● What you should do:
Count how many lines of the material contain the string "Percent", then give that number and nothing more.

● Records supplied:
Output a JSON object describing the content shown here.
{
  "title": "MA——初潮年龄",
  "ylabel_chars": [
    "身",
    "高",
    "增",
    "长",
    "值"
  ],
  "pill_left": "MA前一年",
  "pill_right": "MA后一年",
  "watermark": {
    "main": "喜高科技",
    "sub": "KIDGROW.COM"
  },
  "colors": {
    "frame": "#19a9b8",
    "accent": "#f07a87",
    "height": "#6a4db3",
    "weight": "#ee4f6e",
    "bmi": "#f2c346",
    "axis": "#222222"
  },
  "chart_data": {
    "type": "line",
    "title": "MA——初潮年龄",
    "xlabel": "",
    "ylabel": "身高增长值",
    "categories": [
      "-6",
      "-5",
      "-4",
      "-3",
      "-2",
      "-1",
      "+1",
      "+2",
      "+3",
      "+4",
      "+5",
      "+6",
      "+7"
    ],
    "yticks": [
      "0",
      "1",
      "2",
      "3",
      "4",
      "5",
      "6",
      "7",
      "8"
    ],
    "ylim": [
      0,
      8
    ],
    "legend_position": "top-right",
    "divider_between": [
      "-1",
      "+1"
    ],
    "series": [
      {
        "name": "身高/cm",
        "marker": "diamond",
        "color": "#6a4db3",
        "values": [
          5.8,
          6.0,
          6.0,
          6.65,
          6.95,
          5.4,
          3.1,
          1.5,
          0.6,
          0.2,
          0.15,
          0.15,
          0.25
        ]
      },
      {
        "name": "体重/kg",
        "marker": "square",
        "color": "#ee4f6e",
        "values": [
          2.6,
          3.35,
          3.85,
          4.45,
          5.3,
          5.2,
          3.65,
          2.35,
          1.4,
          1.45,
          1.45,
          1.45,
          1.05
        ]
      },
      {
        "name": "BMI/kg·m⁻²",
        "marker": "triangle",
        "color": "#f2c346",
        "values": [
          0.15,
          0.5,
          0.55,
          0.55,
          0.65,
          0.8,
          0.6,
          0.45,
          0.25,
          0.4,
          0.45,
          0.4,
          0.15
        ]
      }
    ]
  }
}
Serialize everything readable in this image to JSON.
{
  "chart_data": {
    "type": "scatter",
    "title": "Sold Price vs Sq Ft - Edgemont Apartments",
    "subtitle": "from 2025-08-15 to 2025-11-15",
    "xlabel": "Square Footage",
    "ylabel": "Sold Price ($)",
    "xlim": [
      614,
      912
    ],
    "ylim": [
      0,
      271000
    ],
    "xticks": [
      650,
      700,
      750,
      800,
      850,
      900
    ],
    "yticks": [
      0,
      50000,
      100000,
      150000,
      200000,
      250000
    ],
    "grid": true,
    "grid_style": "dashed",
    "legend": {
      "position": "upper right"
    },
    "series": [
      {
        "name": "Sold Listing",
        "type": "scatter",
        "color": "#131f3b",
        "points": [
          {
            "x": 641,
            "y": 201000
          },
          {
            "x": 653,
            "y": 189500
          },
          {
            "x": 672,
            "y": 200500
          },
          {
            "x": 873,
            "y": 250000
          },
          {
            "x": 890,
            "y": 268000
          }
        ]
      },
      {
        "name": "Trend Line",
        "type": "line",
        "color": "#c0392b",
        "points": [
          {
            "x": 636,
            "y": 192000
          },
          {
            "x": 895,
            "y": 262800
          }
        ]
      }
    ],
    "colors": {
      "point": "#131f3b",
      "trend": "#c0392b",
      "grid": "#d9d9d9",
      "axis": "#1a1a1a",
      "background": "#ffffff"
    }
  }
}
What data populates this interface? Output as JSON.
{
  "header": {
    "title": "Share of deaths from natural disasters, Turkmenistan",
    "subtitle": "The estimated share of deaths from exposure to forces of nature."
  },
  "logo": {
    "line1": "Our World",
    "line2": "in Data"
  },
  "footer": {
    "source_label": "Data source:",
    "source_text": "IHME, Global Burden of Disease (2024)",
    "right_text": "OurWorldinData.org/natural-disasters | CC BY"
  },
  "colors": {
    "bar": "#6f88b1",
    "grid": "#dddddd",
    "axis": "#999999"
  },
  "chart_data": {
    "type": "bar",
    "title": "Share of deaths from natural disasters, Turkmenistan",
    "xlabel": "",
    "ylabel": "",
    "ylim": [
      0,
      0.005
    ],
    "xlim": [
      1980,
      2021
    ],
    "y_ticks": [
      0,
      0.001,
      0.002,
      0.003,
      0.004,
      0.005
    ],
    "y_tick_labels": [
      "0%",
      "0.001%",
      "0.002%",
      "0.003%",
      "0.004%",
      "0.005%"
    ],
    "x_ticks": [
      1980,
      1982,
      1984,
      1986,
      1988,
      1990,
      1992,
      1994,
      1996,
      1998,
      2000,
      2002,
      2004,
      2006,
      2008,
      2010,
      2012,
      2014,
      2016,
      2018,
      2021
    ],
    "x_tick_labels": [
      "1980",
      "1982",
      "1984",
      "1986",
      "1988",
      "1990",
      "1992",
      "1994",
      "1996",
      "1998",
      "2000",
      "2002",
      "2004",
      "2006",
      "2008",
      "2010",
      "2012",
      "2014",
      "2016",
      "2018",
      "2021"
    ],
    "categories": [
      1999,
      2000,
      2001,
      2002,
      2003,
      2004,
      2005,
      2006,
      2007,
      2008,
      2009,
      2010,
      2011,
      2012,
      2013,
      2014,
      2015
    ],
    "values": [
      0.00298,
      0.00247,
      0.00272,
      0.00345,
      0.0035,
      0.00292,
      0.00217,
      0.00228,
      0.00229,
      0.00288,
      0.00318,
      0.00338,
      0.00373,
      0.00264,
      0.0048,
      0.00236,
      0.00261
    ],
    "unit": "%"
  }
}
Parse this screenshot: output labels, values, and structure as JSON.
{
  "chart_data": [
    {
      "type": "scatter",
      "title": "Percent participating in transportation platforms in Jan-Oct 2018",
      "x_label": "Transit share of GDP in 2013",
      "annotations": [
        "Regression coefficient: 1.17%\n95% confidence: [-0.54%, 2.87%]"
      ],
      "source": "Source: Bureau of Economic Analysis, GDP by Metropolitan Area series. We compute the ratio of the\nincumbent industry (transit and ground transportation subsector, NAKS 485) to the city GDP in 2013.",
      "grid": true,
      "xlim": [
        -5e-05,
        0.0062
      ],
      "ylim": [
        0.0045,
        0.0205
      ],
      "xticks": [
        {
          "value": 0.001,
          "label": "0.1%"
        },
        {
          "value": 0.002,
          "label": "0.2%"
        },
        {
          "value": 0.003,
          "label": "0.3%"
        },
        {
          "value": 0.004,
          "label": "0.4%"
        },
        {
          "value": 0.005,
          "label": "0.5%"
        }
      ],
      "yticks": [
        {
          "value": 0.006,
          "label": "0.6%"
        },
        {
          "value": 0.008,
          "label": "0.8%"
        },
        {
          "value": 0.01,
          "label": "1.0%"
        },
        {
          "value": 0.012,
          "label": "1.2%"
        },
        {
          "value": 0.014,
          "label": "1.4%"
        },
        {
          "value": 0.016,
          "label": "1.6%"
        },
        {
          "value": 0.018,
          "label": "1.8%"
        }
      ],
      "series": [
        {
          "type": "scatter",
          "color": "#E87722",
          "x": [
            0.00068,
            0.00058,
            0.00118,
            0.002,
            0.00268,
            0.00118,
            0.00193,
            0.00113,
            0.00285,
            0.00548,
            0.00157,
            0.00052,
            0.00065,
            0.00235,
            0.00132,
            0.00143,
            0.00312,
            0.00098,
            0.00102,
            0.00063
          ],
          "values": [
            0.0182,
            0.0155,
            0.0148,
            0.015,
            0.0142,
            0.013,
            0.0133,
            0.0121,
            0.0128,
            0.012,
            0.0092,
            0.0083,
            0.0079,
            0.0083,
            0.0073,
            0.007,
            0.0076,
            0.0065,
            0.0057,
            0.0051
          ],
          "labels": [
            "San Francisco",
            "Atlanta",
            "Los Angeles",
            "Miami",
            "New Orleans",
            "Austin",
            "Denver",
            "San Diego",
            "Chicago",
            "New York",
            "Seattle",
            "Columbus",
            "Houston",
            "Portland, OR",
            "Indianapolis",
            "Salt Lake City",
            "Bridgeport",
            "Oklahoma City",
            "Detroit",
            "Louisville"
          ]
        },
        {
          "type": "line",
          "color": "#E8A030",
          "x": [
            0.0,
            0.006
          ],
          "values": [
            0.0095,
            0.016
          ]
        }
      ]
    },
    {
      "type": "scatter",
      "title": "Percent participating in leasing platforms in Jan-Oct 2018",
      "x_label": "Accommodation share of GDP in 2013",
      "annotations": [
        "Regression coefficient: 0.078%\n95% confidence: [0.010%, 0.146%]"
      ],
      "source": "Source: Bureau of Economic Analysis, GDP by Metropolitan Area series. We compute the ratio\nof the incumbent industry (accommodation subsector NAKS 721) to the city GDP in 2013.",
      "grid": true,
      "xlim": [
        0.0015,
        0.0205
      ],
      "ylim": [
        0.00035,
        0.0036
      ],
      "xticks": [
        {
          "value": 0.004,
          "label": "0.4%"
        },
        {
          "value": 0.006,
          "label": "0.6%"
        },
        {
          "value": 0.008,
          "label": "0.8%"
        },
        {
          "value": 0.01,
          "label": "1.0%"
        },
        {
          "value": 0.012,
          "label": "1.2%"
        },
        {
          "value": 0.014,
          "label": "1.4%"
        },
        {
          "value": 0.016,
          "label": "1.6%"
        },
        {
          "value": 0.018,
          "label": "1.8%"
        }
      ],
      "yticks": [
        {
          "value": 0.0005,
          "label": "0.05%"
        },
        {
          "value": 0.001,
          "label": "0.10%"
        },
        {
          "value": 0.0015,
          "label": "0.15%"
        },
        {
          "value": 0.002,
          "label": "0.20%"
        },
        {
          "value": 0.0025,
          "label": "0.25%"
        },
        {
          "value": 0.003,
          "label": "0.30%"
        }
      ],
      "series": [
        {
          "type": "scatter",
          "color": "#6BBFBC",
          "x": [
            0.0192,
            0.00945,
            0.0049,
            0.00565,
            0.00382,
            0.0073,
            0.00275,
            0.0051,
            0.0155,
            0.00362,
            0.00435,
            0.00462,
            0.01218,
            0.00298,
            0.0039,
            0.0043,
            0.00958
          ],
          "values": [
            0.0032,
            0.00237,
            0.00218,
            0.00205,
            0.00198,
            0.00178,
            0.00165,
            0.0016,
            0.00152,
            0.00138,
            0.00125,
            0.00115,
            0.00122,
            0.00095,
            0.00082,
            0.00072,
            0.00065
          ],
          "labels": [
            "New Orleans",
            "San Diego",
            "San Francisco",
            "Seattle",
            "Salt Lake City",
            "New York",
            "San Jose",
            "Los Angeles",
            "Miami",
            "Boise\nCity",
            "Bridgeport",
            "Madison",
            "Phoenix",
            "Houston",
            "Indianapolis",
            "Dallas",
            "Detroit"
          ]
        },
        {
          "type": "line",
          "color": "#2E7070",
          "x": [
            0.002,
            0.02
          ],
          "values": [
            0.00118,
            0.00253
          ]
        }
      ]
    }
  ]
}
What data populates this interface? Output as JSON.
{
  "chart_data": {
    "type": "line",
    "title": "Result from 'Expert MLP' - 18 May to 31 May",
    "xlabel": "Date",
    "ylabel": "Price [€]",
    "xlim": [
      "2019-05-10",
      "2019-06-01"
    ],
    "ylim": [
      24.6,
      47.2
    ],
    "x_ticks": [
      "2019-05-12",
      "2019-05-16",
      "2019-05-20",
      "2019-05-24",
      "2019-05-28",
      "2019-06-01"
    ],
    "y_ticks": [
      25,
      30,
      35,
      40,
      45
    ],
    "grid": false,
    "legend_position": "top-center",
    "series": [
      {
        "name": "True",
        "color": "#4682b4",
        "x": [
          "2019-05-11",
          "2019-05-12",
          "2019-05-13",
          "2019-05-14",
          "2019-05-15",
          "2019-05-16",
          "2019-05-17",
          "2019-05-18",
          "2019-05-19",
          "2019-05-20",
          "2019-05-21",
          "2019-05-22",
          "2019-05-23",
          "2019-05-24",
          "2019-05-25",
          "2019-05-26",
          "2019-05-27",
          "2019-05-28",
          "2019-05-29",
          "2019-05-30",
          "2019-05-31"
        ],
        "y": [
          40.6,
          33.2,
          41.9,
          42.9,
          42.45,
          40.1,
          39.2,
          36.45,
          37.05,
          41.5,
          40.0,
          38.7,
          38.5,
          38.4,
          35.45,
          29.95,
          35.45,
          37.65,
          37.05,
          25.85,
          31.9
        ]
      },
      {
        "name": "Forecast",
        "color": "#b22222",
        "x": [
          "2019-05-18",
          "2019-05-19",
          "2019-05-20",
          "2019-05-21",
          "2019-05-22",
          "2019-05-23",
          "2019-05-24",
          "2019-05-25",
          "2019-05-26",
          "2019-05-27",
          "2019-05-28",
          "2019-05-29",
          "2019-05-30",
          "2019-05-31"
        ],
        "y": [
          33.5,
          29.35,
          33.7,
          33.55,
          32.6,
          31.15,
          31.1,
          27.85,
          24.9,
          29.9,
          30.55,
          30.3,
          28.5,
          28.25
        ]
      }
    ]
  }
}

● Result:
2